> **Requirement**
Print every row exactly as it stands, from the line containing "x-tick-label: 2012 [339, 375, 350, 400]" down to the line containing "x-tick-label: 2021 [498, 375, 509, 400]", with both of those lines included.

> **Records for the exercise**

>> start

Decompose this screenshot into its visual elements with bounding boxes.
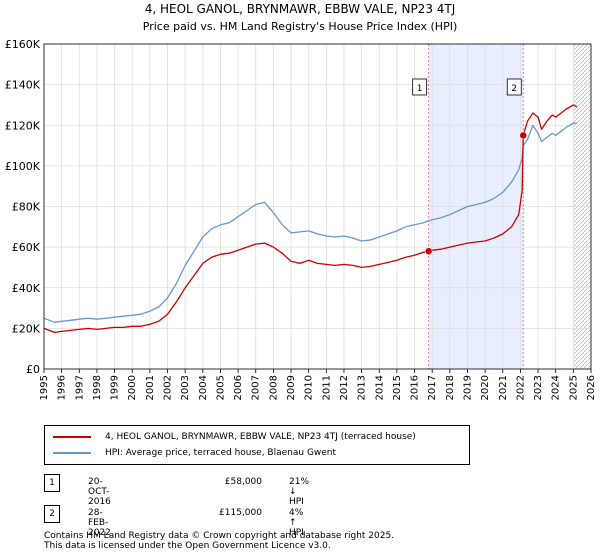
x-tick-label: 2012 [339, 375, 350, 400]
y-tick-label: £0 [26, 363, 40, 376]
plot-frame [43, 43, 592, 370]
annotation-label-2: 2 [511, 84, 517, 94]
x-tick-label: 2015 [392, 375, 403, 400]
x-tick-label: 2008 [268, 375, 279, 400]
x-tick-label: 2005 [215, 375, 226, 400]
legend-swatch-hpi [53, 452, 91, 454]
x-tick-label: 2003 [180, 375, 191, 400]
x-tick-label: 2002 [163, 375, 174, 400]
y-tick-label: £20K [12, 322, 41, 335]
legend-label-price: 4, HEOL GANOL, BRYNMAWR, EBBW VALE, NP23… [105, 432, 416, 442]
x-tick-label: 2006 [233, 375, 244, 400]
x-tick-label: 2014 [374, 375, 385, 400]
y-tick-label: £100K [5, 160, 41, 173]
price-series-line [43, 104, 578, 334]
x-tick-label: 2010 [304, 375, 315, 400]
y-tick-label: £80K [12, 201, 41, 214]
footer-line-2: This data is licensed under the Open Gov… [44, 541, 331, 551]
x-tick-label: 2018 [445, 375, 456, 400]
x-tick-label: 2011 [321, 375, 332, 400]
footer-attribution: Contains HM Land Registry data © Crown c… [44, 531, 394, 551]
transaction-marker: 2 [44, 505, 60, 523]
x-tick-label: 2021 [498, 375, 509, 400]
x-tick-label: 1998 [92, 375, 103, 400]
sale-point-2 [519, 131, 527, 140]
x-tick-label: 1999 [110, 375, 121, 400]
x-tick-label: 2004 [198, 375, 209, 400]
transaction-date: 20-OCT-2016 [88, 477, 111, 507]
x-tick-label: 2017 [427, 375, 438, 400]
price-chart: 4, HEOL GANOL, BRYNMAWR, EBBW VALE, NP23… [5, 2, 597, 400]
chart-subtitle: Price paid vs. HM Land Registry's House … [143, 20, 458, 33]
chart-title: 4, HEOL GANOL, BRYNMAWR, EBBW VALE, NP23… [145, 2, 456, 16]
x-tick-label: 2000 [127, 375, 138, 400]
legend-swatch-price [53, 436, 91, 438]
legend-item-hpi: HPI: Average price, terraced house, Blae… [53, 445, 336, 461]
sale-point-1 [424, 247, 433, 255]
x-tick-label: 2023 [533, 375, 544, 400]
y-tick-label: £40K [12, 282, 41, 295]
x-tick-label: 2013 [357, 375, 368, 400]
y-tick-label: £140K [5, 79, 41, 92]
x-tick-label: 1996 [57, 375, 68, 400]
y-tick-label: £60K [12, 241, 41, 254]
x-tick-label: 1995 [39, 375, 50, 400]
x-tick-label: 2026 [586, 375, 597, 400]
x-tick-label: 2001 [145, 375, 156, 400]
transaction-date: 28-FEB-2022 [88, 508, 111, 538]
x-tick-label: 2009 [286, 375, 297, 400]
x-tick-label: 2025 [568, 375, 579, 400]
x-tick-label: 2007 [251, 375, 262, 400]
y-tick-label: £120K [5, 119, 41, 132]
legend-label-hpi: HPI: Average price, terraced house, Blae… [105, 448, 337, 458]
footer-line-1: Contains HM Land Registry data © Crown c… [44, 531, 395, 541]
transaction-price: £115,000 [219, 508, 262, 518]
transaction-hpi-diff: 4% ↑ HPI [289, 508, 304, 538]
annotation-label-1: 1 [417, 84, 423, 94]
legend-item-price: 4, HEOL GANOL, BRYNMAWR, EBBW VALE, NP23… [53, 429, 416, 445]
x-tick-label: 2024 [551, 375, 562, 400]
transaction-price: £58,000 [224, 477, 262, 487]
annotation-box-2 [506, 78, 522, 96]
x-tick-label: 2016 [410, 375, 421, 400]
transaction-marker: 1 [44, 474, 60, 492]
transaction-hpi-diff: 21% ↓ HPI [289, 477, 310, 507]
x-tick-label: 1997 [74, 375, 85, 400]
x-tick-label: 2020 [480, 375, 491, 400]
x-tick-label: 2022 [515, 375, 526, 400]
y-tick-label: £160K [5, 38, 41, 51]
x-tick-label: 2019 [462, 375, 473, 400]
chart-legend: 4, HEOL GANOL, BRYNMAWR, EBBW VALE, NP23… [44, 425, 470, 465]
annotation-box-1 [412, 78, 428, 96]
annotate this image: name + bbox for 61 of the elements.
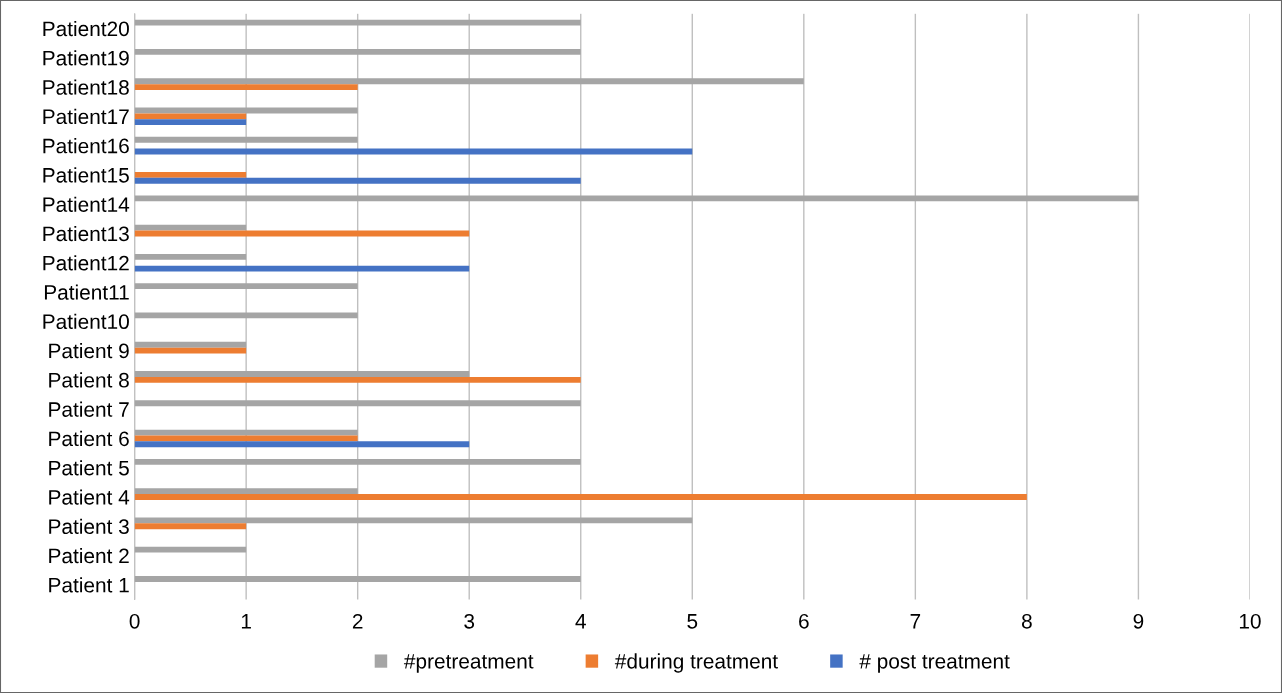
bar	[134, 458, 581, 465]
bar	[134, 49, 581, 55]
y-tick-label: Patient12	[43, 255, 129, 271]
y-tick-label: Patient 6	[49, 430, 129, 447]
y-tick-label: Patient18	[43, 79, 129, 95]
bar	[134, 400, 581, 407]
y-tick-label: Patient 9	[49, 343, 129, 359]
bar	[134, 78, 804, 85]
x-tick-label: 0	[129, 613, 140, 629]
bar	[134, 283, 358, 290]
x-tick-label: 9	[1133, 613, 1144, 629]
bar	[134, 195, 1139, 202]
bar	[134, 113, 247, 120]
bar	[134, 546, 247, 553]
y-tick-label: Patient11	[44, 284, 129, 300]
y-tick-label: Patient 8	[49, 372, 129, 388]
bar	[134, 84, 358, 90]
bar	[134, 171, 247, 178]
x-tick-label: 10	[1239, 613, 1261, 629]
y-tick-label: Patient 3	[49, 518, 129, 534]
bar	[134, 265, 470, 272]
y-tick-label: Patient10	[43, 313, 129, 330]
y-tick-label: Patient19	[43, 50, 129, 66]
y-tick-label: Patient 2	[49, 547, 129, 564]
y-tick-label: Patient 5	[49, 460, 129, 476]
x-tick-label: 5	[687, 614, 698, 629]
bar	[134, 517, 693, 524]
y-tick-label: Patient 1	[49, 577, 129, 593]
y-tick-label: Patient20	[43, 20, 129, 37]
bar	[134, 177, 581, 184]
legend-label: # post treatment	[859, 654, 1010, 673]
bar	[134, 136, 358, 143]
bar	[134, 376, 581, 383]
x-tick-label: 6	[799, 613, 809, 629]
bar	[134, 341, 247, 348]
bar	[134, 371, 470, 377]
bar	[134, 224, 247, 231]
x-tick-label: 2	[352, 613, 363, 629]
y-tick-label: Patient16	[43, 138, 129, 154]
y-tick-label: Patient17	[43, 108, 129, 125]
x-tick-label: 3	[464, 613, 475, 629]
x-tick-label: 4	[575, 614, 586, 629]
bar	[134, 494, 1027, 500]
x-tick-label: 8	[1021, 613, 1032, 629]
x-tick-label: 1	[241, 614, 251, 629]
bar	[134, 253, 247, 260]
bar	[134, 19, 581, 26]
bar	[134, 488, 358, 495]
y-tick-label: Patient13	[43, 225, 129, 242]
legend-label: #during treatment	[614, 653, 778, 673]
legend-label: #pretreatment	[403, 654, 534, 673]
bar	[134, 523, 247, 530]
bar	[134, 119, 247, 126]
x-tick-label: 7	[910, 614, 921, 629]
bar	[134, 435, 358, 442]
y-tick-label: Patient 7	[49, 401, 129, 417]
y-tick-label: Patient 4	[49, 489, 130, 505]
y-tick-label: Patient15	[43, 167, 129, 183]
bar	[134, 576, 581, 582]
y-tick-label: Patient14	[43, 196, 130, 212]
bar	[134, 441, 470, 448]
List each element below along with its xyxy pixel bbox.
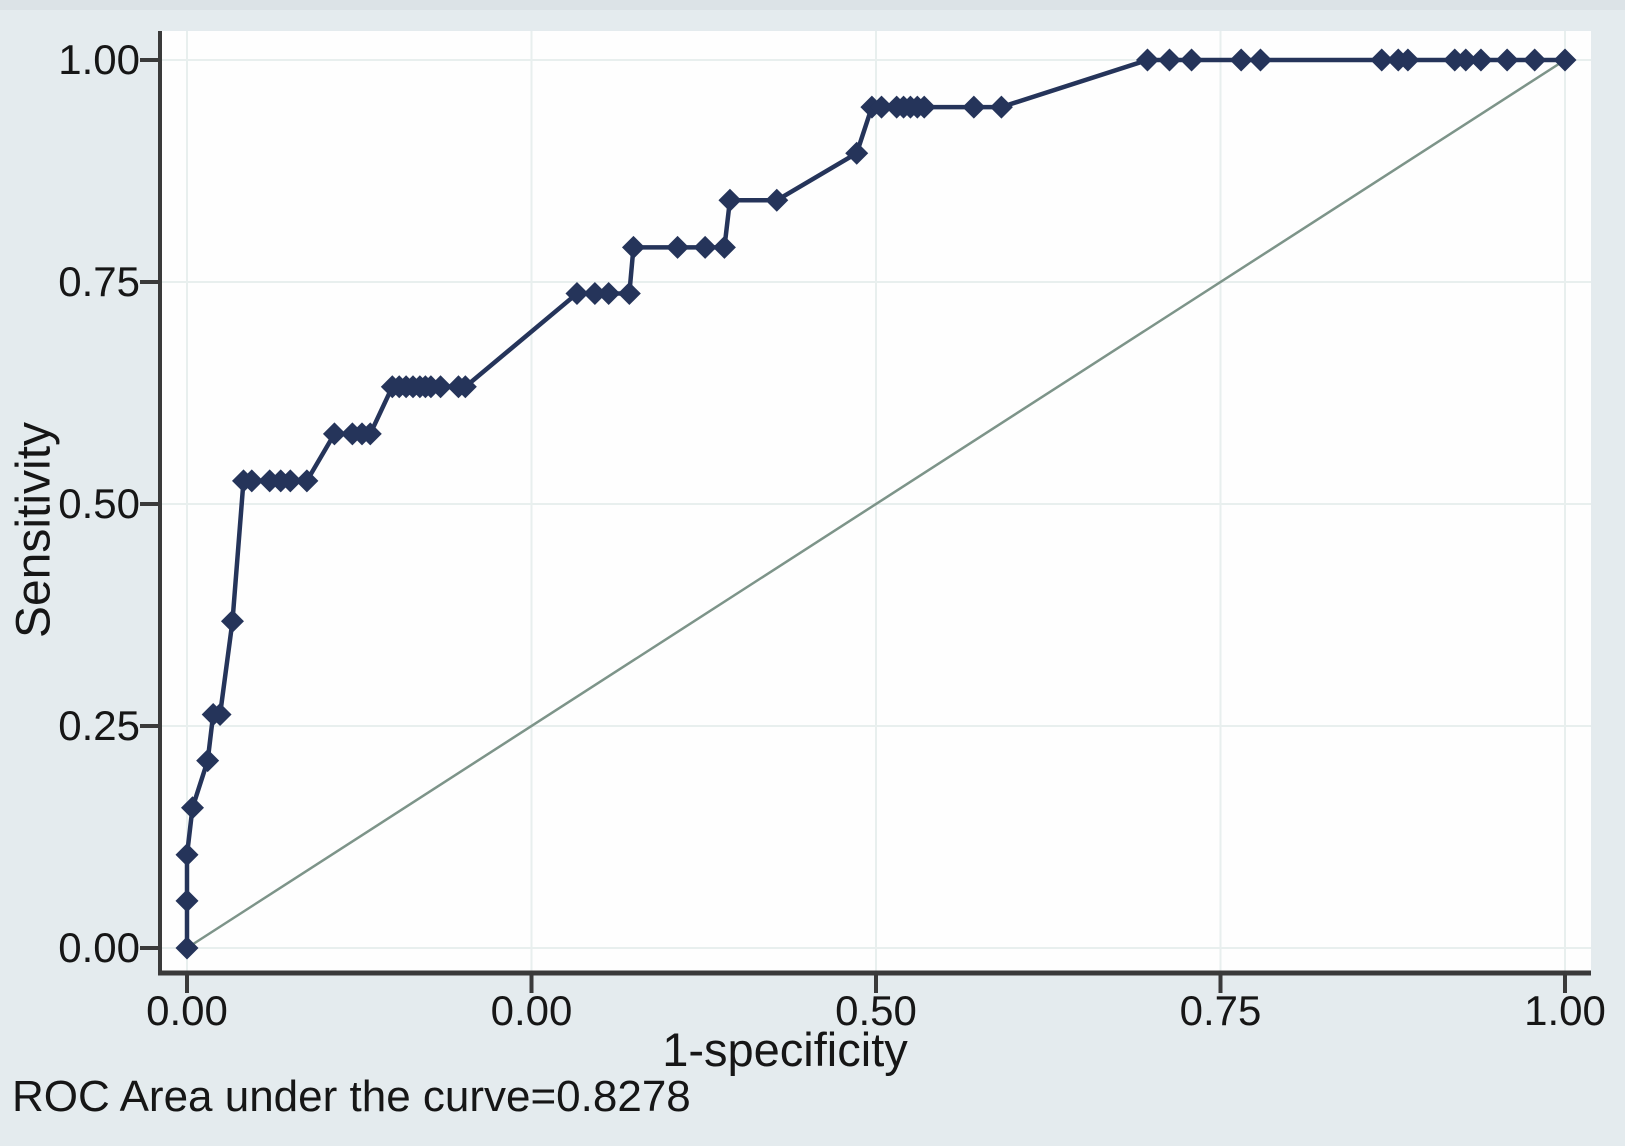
roc-data-point <box>1396 48 1420 72</box>
roc-data-point <box>912 95 936 119</box>
roc-data-point <box>617 282 641 306</box>
y-tick-label: 1.00 <box>58 36 140 83</box>
roc-data-point <box>1370 48 1394 72</box>
roc-data-point <box>1135 48 1159 72</box>
roc-data-point <box>1495 48 1519 72</box>
top-border-strip <box>0 0 1625 10</box>
x-tick-label: 0.75 <box>1179 987 1262 1034</box>
roc-data-point <box>220 609 244 633</box>
roc-data-point <box>712 235 736 259</box>
roc-data-point <box>845 141 869 165</box>
roc-data-point <box>358 422 382 446</box>
y-tick-label: 0.75 <box>58 258 140 305</box>
roc-data-point <box>693 235 717 259</box>
roc-data-point <box>295 469 319 493</box>
roc-data-point <box>583 282 607 306</box>
roc-data-point <box>181 796 205 820</box>
roc-data-point <box>278 469 302 493</box>
roc-data-point <box>175 889 199 913</box>
roc-data-point <box>870 95 894 119</box>
roc-data-point <box>453 375 477 399</box>
roc-data-point <box>666 235 690 259</box>
roc-data-point <box>1454 48 1478 72</box>
roc-data-point <box>1553 48 1577 72</box>
roc-data-point <box>962 95 986 119</box>
reference-diagonal-line <box>186 58 1566 950</box>
roc-data-point <box>597 282 621 306</box>
roc-data-point <box>1523 48 1547 72</box>
roc-data-point <box>208 702 232 726</box>
y-tick-label: 0.50 <box>58 480 140 527</box>
y-tick-label: 0.00 <box>58 924 140 971</box>
roc-data-point <box>1229 48 1253 72</box>
roc-data-point <box>621 235 645 259</box>
roc-data-point <box>1158 48 1182 72</box>
x-tick-label: 0.00 <box>490 987 573 1034</box>
x-tick-label: 0.50 <box>835 987 917 1034</box>
roc-data-point <box>175 936 199 960</box>
roc-data-point <box>196 749 220 773</box>
auc-annotation: ROC Area under the curve=0.8278 <box>12 1072 691 1121</box>
roc-data-point <box>322 422 346 446</box>
roc-data-point <box>765 188 789 212</box>
roc-data-point <box>989 95 1013 119</box>
roc-data-point <box>429 375 453 399</box>
y-tick-label: 0.25 <box>58 702 140 749</box>
roc-data-point <box>1180 48 1204 72</box>
x-tick-label: 1.00 <box>1524 987 1606 1034</box>
roc-data-point <box>240 469 264 493</box>
roc-data-point <box>565 282 589 306</box>
roc-data-point <box>1469 48 1493 72</box>
x-axis-title: 1-specificity <box>662 1023 908 1076</box>
roc-data-point <box>175 843 199 867</box>
roc-data-point <box>1248 48 1272 72</box>
y-axis-title: Sensitivity <box>7 421 61 639</box>
x-tick-label: 0.00 <box>146 987 228 1034</box>
roc-data-point <box>718 188 742 212</box>
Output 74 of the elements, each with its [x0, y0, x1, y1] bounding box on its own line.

>> end

> **Finished task**
x-tick-label: 2012 [339, 375, 350, 400]
y-tick-label: £0 [26, 363, 40, 376]
plot-frame [43, 43, 592, 370]
annotation-label-2: 2 [511, 84, 517, 94]
x-tick-label: 2015 [392, 375, 403, 400]
x-tick-label: 2008 [268, 375, 279, 400]
x-tick-label: 2005 [215, 375, 226, 400]
legend-swatch-hpi [53, 452, 91, 454]
x-tick-label: 2003 [180, 375, 191, 400]
x-tick-label: 2002 [163, 375, 174, 400]
y-tick-label: £20K [12, 322, 41, 335]
legend-label-price: 4, HEOL GANOL, BRYNMAWR, EBBW VALE, NP23… [105, 432, 416, 442]
x-tick-label: 2006 [233, 375, 244, 400]
x-tick-label: 2014 [374, 375, 385, 400]
y-tick-label: £100K [5, 160, 41, 173]
price-series-line [43, 104, 578, 334]
x-tick-label: 2010 [304, 375, 315, 400]
y-tick-label: £80K [12, 201, 41, 214]
footer-line-2: This data is licensed under the Open Gov… [44, 541, 331, 551]
x-tick-label: 2018 [445, 375, 456, 400]
x-tick-label: 2011 [321, 375, 332, 400]
footer-attribution: Contains HM Land Registry data © Crown c… [44, 531, 394, 551]
transaction-marker: 2 [44, 505, 60, 523]
x-tick-label: 2021 [498, 375, 509, 400]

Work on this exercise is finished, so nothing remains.